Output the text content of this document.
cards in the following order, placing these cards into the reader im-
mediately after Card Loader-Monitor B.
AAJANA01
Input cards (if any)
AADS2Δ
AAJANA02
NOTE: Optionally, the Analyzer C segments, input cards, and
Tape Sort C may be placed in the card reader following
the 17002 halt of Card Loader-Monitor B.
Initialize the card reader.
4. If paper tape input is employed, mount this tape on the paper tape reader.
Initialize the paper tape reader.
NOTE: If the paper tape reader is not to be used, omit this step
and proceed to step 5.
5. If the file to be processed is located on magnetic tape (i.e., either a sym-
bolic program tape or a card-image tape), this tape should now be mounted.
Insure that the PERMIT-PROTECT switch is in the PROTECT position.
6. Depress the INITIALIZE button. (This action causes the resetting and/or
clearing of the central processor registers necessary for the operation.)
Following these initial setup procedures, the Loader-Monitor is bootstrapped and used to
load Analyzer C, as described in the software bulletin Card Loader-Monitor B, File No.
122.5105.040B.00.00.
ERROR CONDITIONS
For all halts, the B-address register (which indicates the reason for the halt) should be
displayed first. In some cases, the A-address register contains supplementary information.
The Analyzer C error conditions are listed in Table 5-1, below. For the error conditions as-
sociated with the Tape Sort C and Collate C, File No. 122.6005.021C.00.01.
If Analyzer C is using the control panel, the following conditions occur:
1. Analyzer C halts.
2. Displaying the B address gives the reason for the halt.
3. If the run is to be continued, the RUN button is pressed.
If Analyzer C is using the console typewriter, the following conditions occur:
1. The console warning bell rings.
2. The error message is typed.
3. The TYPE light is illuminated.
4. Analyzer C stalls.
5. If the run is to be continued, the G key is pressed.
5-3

* [Work to do] State how many lines of the listing include "pressed", and nothing more.

* [Problem solution] 2